*Material provided*:
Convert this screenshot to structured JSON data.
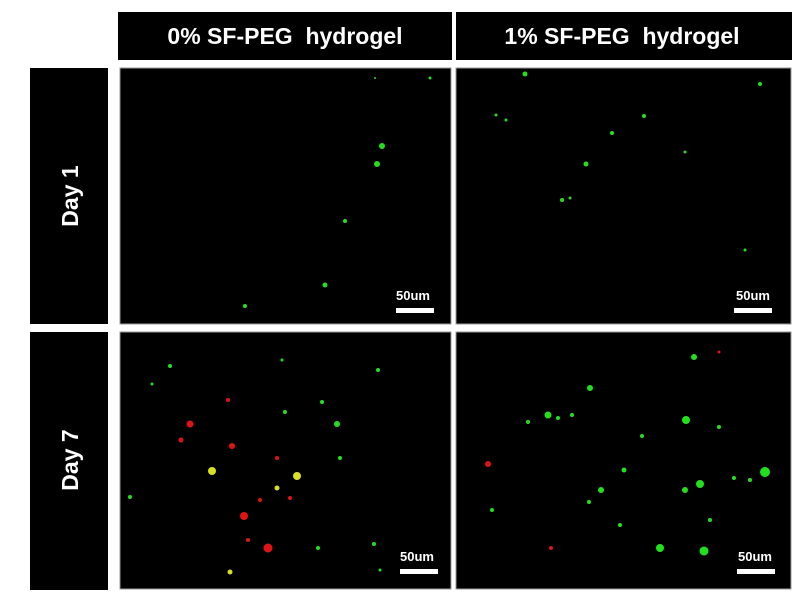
{
  "columns": [
    "0% SF-PEG  hydrogel",
    "1% SF-PEG  hydrogel"
  ],
  "rows": [
    "Day 1",
    "Day 7"
  ],
  "scale_bars": [
    "50um",
    "50um",
    "50um",
    "50um"
  ]
}
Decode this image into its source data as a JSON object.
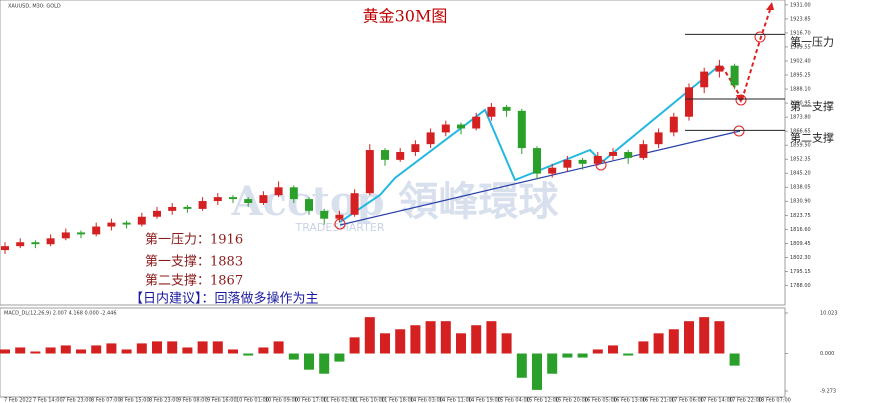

*What this task involves*: Word for word, quote the full listing, omitting every picture.

*Solved exercise*:
Convert this screenshot to structured JSON data.
{
  "columns": [
    "0% SF-PEG  hydrogel",
    "1% SF-PEG  hydrogel"
  ],
  "rows": [
    "Day 1",
    "Day 7"
  ],
  "scale_bars": [
    "50um",
    "50um",
    "50um",
    "50um"
  ]
}
Decode this image into its source data as a JSON object.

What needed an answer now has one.